**TASK PROMPT**:
Reproduce all of the data exactly, with no line skipped.

== EXERCISE DATA

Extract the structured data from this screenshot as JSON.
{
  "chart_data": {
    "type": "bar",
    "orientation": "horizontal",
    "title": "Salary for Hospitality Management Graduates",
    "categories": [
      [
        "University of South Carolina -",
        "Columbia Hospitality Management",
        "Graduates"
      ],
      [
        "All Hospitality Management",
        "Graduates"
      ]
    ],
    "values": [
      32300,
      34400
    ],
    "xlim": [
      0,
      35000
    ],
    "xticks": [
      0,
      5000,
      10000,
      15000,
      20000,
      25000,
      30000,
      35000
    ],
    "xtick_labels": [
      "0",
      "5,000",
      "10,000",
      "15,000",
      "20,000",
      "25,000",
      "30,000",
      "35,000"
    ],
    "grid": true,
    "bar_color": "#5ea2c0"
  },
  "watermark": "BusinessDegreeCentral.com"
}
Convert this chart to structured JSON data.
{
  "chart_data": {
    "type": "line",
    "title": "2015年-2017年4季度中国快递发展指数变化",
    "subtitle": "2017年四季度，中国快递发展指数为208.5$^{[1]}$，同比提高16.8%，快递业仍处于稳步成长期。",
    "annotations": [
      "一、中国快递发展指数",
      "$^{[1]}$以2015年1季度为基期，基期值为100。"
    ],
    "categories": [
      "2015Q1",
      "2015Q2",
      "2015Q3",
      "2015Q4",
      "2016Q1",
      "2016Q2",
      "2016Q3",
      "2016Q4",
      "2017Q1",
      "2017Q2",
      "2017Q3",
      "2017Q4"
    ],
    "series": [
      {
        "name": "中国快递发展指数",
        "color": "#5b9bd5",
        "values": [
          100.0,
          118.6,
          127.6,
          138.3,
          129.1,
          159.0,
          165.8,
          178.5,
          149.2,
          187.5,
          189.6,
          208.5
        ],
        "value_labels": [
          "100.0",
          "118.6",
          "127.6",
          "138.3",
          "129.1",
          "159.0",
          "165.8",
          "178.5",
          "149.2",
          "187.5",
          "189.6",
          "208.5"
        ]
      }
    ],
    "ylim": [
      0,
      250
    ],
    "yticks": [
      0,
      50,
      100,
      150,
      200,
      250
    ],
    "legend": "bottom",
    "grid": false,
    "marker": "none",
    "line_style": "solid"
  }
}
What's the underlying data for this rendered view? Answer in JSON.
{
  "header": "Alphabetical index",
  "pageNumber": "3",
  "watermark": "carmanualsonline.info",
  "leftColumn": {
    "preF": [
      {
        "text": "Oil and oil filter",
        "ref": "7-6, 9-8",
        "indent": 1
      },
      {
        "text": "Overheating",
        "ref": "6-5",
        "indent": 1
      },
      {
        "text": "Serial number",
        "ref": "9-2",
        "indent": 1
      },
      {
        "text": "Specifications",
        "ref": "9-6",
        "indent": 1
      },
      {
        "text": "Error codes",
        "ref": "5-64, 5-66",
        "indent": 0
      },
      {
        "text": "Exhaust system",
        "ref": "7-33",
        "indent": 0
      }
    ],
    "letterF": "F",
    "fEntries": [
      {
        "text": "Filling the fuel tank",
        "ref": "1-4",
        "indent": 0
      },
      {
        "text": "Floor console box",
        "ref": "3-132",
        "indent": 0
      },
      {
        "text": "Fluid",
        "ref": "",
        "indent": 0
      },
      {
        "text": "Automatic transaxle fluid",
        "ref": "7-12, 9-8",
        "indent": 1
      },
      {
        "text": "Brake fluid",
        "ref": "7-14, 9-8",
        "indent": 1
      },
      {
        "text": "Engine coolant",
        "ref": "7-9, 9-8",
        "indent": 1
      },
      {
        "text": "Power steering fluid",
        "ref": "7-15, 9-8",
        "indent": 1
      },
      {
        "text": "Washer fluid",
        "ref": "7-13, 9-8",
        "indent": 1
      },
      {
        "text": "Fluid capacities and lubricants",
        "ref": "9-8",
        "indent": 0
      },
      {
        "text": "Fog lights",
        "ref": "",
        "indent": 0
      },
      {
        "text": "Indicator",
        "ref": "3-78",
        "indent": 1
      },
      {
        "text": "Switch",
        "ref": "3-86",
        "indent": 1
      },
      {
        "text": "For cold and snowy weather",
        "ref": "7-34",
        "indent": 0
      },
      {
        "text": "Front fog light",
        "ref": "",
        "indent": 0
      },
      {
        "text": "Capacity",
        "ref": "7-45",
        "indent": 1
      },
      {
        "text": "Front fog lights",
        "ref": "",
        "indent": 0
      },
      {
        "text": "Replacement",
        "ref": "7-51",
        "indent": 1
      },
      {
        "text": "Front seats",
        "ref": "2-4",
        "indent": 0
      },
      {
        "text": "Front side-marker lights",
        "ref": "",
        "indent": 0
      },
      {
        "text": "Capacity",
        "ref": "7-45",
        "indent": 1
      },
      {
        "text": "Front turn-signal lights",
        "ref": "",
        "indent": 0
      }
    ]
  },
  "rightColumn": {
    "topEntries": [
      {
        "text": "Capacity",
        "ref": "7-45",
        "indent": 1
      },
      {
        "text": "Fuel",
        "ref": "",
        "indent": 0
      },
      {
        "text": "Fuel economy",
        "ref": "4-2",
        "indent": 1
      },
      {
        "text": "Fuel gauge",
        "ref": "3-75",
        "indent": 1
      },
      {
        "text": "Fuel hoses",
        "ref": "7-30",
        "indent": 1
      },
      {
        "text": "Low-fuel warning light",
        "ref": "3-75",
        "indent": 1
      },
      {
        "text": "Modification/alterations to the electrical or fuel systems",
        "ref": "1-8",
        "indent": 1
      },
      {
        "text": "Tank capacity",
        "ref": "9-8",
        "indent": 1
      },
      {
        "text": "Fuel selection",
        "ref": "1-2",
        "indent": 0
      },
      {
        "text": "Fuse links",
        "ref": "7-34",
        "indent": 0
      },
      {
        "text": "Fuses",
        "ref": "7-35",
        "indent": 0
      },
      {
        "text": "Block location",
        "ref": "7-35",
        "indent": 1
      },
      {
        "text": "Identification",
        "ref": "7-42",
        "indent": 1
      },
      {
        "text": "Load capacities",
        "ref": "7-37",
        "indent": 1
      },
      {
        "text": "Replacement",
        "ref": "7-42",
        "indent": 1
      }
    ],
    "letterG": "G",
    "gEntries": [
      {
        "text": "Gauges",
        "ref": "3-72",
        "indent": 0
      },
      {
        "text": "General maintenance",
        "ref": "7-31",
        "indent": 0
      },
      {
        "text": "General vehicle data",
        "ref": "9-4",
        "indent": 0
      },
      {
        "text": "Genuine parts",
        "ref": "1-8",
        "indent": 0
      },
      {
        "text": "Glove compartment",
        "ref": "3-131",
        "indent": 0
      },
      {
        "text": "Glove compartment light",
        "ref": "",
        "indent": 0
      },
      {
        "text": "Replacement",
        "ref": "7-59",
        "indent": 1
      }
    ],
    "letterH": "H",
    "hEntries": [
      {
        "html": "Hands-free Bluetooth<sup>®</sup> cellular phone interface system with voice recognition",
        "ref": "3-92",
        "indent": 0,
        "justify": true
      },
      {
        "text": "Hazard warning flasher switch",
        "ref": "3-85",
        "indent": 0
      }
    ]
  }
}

====

**ANSWER TO THE PROBLEM**:
Extract the structured data from this screenshot as JSON.
{
  "chart_data": {
    "type": "bar",
    "orientation": "horizontal",
    "title": "Salary for Hospitality Management Graduates",
    "categories": [
      [
        "University of South Carolina -",
        "Columbia Hospitality Management",
        "Graduates"
      ],
      [
        "All Hospitality Management",
        "Graduates"
      ]
    ],
    "values": [
      32300,
      34400
    ],
    "xlim": [
      0,
      35000
    ],
    "xticks": [
      0,
      5000,
      10000,
      15000,
      20000,
      25000,
      30000,
      35000
    ],
    "xtick_labels": [
      "0",
      "5,000",
      "10,000",
      "15,000",
      "20,000",
      "25,000",
      "30,000",
      "35,000"
    ],
    "grid": true,
    "bar_color": "#5ea2c0"
  },
  "watermark": "BusinessDegreeCentral.com"
}
Convert this chart to structured JSON data.
{
  "chart_data": {
    "type": "line",
    "title": "2015年-2017年4季度中国快递发展指数变化",
    "subtitle": "2017年四季度，中国快递发展指数为208.5$^{[1]}$，同比提高16.8%，快递业仍处于稳步成长期。",
    "annotations": [
      "一、中国快递发展指数",
      "$^{[1]}$以2015年1季度为基期，基期值为100。"
    ],
    "categories": [
      "2015Q1",
      "2015Q2",
      "2015Q3",
      "2015Q4",
      "2016Q1",
      "2016Q2",
      "2016Q3",
      "2016Q4",
      "2017Q1",
      "2017Q2",
      "2017Q3",
      "2017Q4"
    ],
    "series": [
      {
        "name": "中国快递发展指数",
        "color": "#5b9bd5",
        "values": [
          100.0,
          118.6,
          127.6,
          138.3,
          129.1,
          159.0,
          165.8,
          178.5,
          149.2,
          187.5,
          189.6,
          208.5
        ],
        "value_labels": [
          "100.0",
          "118.6",
          "127.6",
          "138.3",
          "129.1",
          "159.0",
          "165.8",
          "178.5",
          "149.2",
          "187.5",
          "189.6",
          "208.5"
        ]
      }
    ],
    "ylim": [
      0,
      250
    ],
    "yticks": [
      0,
      50,
      100,
      150,
      200,
      250
    ],
    "legend": "bottom",
    "grid": false,
    "marker": "none",
    "line_style": "solid"
  }
}
What's the underlying data for this rendered view? Answer in JSON.
{
  "header": "Alphabetical index",
  "pageNumber": "3",
  "watermark": "carmanualsonline.info",
  "leftColumn": {
    "preF": [
      {
        "text": "Oil and oil filter",
        "ref": "7-6, 9-8",
        "indent": 1
      },
      {
        "text": "Overheating",
        "ref": "6-5",
        "indent": 1
      },
      {
        "text": "Serial number",
        "ref": "9-2",
        "indent": 1
      },
      {
        "text": "Specifications",
        "ref": "9-6",
        "indent": 1
      },
      {
        "text": "Error codes",
        "ref": "5-64, 5-66",
        "indent": 0
      },
      {
        "text": "Exhaust system",
        "ref": "7-33",
        "indent": 0
      }
    ],
    "letterF": "F",
    "fEntries": [
      {
        "text": "Filling the fuel tank",
        "ref": "1-4",
        "indent": 0
      },
      {
        "text": "Floor console box",
        "ref": "3-132",
        "indent": 0
      },
      {
        "text": "Fluid",
        "ref": "",
        "indent": 0
      },
      {
        "text": "Automatic transaxle fluid",
        "ref": "7-12, 9-8",
        "indent": 1
      },
      {
        "text": "Brake fluid",
        "ref": "7-14, 9-8",
        "indent": 1
      },
      {
        "text": "Engine coolant",
        "ref": "7-9, 9-8",
        "indent": 1
      },
      {
        "text": "Power steering fluid",
        "ref": "7-15, 9-8",
        "indent": 1
      },
      {
        "text": "Washer fluid",
        "ref": "7-13, 9-8",
        "indent": 1
      },
      {
        "text": "Fluid capacities and lubricants",
        "ref": "9-8",
        "indent": 0
      },
      {
        "text": "Fog lights",
        "ref": "",
        "indent": 0
      },
      {
        "text": "Indicator",
        "ref": "3-78",
        "indent": 1
      },
      {
        "text": "Switch",
        "ref": "3-86",
        "indent": 1
      },
      {
        "text": "For cold and snowy weather",
        "ref": "7-34",
        "indent": 0
      },
      {
        "text": "Front fog light",
        "ref": "",
        "indent": 0
      },
      {
        "text": "Capacity",
        "ref": "7-45",
        "indent": 1
      },
      {
        "text": "Front fog lights",
        "ref": "",
        "indent": 0
      },
      {
        "text": "Replacement",
        "ref": "7-51",
        "indent": 1
      },
      {
        "text": "Front seats",
        "ref": "2-4",
        "indent": 0
      },
      {
        "text": "Front side-marker lights",
        "ref": "",
        "indent": 0
      },
      {
        "text": "Capacity",
        "ref": "7-45",
        "indent": 1
      },
      {
        "text": "Front turn-signal lights",
        "ref": "",
        "indent": 0
      }
    ]
  },
  "rightColumn": {
    "topEntries": [
      {
        "text": "Capacity",
        "ref": "7-45",
        "indent": 1
      },
      {
        "text": "Fuel",
        "ref": "",
        "indent": 0
      },
      {
        "text": "Fuel economy",
        "ref": "4-2",
        "indent": 1
      },
      {
        "text": "Fuel gauge",
        "ref": "3-75",
        "indent": 1
      },
      {
        "text": "Fuel hoses",
        "ref": "7-30",
        "indent": 1
      },
      {
        "text": "Low-fuel warning light",
        "ref": "3-75",
        "indent": 1
      },
      {
        "text": "Modification/alterations to the electrical or fuel systems",
        "ref": "1-8",
        "indent": 1
      },
      {
        "text": "Tank capacity",
        "ref": "9-8",
        "indent": 1
      },
      {
        "text": "Fuel selection",
        "ref": "1-2",
        "indent": 0
      },
      {
        "text": "Fuse links",
        "ref": "7-34",
        "indent": 0
      },
      {
        "text": "Fuses",
        "ref": "7-35",
        "indent": 0
      },
      {
        "text": "Block location",
        "ref": "7-35",
        "indent": 1
      },
      {
        "text": "Identification",
        "ref": "7-42",
        "indent": 1
      },
      {
        "text": "Load capacities",
        "ref": "7-37",
        "indent": 1
      },
      {
        "text": "Replacement",
        "ref": "7-42",
        "indent": 1
      }
    ],
    "letterG": "G",
    "gEntries": [
      {
        "text": "Gauges",
        "ref": "3-72",
        "indent": 0
      },
      {
        "text": "General maintenance",
        "ref": "7-31",
        "indent": 0
      },
      {
        "text": "General vehicle data",
        "ref": "9-4",
        "indent": 0
      },
      {
        "text": "Genuine parts",
        "ref": "1-8",
        "indent": 0
      },
      {
        "text": "Glove compartment",
        "ref": "3-131",
        "indent": 0
      },
      {
        "text": "Glove compartment light",
        "ref": "",
        "indent": 0
      },
      {
        "text": "Replacement",
        "ref": "7-59",
        "indent": 1
      }
    ],
    "letterH": "H",
    "hEntries": [
      {
        "html": "Hands-free Bluetooth<sup>®</sup> cellular phone interface system with voice recognition",
        "ref": "3-92",
        "indent": 0,
        "justify": true
      },
      {
        "text": "Hazard warning flasher switch",
        "ref": "3-85",
        "indent": 0
      }
    ]
  }
}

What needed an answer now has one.